Provided records |
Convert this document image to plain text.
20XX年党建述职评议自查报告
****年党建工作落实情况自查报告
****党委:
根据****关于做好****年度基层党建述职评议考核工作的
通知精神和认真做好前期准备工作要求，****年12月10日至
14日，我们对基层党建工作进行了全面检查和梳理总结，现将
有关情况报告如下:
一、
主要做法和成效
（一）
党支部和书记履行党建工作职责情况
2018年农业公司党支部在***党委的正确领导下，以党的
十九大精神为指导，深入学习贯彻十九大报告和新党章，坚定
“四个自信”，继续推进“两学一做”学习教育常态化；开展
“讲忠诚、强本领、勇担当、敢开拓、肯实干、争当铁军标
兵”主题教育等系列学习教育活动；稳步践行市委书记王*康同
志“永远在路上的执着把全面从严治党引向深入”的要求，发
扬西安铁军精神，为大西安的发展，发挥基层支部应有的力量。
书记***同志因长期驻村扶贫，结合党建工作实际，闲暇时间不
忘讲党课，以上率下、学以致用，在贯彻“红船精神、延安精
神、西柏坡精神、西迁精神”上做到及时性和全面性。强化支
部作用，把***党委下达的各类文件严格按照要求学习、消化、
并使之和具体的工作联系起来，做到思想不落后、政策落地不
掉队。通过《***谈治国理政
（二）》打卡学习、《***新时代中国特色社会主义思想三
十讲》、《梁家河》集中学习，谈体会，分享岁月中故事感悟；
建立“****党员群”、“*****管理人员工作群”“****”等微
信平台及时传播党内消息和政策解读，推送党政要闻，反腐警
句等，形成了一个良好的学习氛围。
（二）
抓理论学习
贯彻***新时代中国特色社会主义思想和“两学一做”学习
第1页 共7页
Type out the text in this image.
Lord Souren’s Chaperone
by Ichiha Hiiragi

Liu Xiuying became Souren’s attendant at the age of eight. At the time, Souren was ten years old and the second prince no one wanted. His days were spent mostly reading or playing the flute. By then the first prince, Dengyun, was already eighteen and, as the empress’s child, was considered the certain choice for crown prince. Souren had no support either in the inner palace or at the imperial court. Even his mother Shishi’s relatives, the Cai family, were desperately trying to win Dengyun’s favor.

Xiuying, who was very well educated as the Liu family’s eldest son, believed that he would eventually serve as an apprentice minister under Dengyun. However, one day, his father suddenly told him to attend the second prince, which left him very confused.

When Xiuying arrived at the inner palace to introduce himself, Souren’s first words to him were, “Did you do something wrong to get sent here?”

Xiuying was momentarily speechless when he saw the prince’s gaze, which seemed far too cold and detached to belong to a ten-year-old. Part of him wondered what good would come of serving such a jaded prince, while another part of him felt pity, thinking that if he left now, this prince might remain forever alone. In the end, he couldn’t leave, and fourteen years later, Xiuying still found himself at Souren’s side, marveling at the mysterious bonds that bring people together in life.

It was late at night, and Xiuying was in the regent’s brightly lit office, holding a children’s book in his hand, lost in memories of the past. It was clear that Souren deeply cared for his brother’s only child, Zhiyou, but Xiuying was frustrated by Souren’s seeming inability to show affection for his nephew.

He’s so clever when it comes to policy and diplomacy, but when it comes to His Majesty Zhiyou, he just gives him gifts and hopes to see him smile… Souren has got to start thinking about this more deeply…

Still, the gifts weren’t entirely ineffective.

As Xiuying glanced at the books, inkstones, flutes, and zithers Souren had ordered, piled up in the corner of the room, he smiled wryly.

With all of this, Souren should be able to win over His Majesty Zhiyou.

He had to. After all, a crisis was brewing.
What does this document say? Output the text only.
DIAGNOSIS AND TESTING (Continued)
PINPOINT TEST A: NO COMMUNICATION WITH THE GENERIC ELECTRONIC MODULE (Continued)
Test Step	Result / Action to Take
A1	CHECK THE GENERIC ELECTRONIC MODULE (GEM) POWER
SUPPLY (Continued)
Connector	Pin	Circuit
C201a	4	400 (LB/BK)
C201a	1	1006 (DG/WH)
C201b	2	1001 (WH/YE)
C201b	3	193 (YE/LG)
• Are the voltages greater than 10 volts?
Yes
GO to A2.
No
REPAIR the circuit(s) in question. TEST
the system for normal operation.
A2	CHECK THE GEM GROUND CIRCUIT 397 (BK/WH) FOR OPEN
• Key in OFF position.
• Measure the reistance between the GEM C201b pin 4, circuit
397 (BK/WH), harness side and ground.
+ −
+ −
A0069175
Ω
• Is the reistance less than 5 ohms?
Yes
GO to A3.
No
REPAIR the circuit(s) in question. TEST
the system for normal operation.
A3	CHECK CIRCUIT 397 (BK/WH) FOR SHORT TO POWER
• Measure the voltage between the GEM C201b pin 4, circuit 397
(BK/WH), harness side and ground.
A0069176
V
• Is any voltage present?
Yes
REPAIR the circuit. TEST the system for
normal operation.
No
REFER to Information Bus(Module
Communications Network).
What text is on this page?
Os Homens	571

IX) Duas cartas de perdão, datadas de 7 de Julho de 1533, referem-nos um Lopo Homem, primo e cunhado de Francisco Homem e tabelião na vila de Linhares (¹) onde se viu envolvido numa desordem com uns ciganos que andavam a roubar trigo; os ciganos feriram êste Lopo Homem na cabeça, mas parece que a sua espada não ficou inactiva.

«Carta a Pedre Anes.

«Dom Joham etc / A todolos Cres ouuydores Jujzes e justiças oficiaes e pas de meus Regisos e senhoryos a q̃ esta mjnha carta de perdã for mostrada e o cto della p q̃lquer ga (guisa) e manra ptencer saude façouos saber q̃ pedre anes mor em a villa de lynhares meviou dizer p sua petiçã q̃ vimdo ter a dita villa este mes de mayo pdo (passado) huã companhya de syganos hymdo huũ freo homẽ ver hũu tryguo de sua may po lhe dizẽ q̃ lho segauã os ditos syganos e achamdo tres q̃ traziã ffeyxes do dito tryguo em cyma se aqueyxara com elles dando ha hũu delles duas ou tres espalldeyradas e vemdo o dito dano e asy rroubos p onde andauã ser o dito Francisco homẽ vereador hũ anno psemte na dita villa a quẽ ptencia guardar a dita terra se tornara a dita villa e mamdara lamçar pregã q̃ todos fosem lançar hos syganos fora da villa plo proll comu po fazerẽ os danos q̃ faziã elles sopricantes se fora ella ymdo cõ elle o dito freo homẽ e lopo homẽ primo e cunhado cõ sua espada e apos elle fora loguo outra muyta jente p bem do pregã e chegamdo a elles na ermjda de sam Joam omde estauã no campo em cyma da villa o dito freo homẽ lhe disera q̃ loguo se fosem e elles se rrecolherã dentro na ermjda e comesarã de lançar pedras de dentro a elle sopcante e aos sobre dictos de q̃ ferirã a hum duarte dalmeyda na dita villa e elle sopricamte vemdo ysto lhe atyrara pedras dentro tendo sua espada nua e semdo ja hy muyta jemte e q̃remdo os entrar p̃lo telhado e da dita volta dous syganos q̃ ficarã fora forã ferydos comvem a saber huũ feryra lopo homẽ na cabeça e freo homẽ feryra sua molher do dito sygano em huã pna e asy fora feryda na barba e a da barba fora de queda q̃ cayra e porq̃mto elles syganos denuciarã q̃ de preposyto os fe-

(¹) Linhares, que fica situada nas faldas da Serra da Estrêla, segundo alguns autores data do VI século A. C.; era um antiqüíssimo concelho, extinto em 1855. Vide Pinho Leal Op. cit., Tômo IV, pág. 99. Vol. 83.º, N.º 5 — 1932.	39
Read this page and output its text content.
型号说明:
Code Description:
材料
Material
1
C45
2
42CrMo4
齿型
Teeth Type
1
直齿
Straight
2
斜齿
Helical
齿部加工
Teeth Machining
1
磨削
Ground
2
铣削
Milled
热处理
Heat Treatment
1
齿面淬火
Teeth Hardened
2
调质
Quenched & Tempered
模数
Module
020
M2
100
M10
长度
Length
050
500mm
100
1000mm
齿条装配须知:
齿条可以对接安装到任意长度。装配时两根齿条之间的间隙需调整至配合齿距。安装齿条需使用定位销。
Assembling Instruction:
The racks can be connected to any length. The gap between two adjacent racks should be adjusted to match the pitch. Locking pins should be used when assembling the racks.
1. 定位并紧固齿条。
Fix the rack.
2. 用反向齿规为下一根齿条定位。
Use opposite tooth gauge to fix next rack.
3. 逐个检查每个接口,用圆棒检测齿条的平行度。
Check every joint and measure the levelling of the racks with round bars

Problem details |
Copy every line of the data that holds the string "child".

Answer to the exercise |
Liu Xiuying became Souren’s attendant at the age of eight. At the time, Souren was ten years old and the second prince no one wanted. His days were spent mostly reading or playing the flute. By then the first prince, Dengyun, was already eighteen and, as the empress’s child, was considered the certain choice for crown prince. Souren had no support either in the inner palace or at the imperial court. Even his mother Shishi’s relatives, the Cai family, were desperately trying to win Dengyun’s favor.
It was late at night, and Xiuying was in the regent’s brightly lit office, holding a children’s book in his hand, lost in memories of the past. It was clear that Souren deeply cared for his brother’s only child, Zhiyou, but Xiuying was frustrated by Souren’s seeming inability to show affection for his nephew.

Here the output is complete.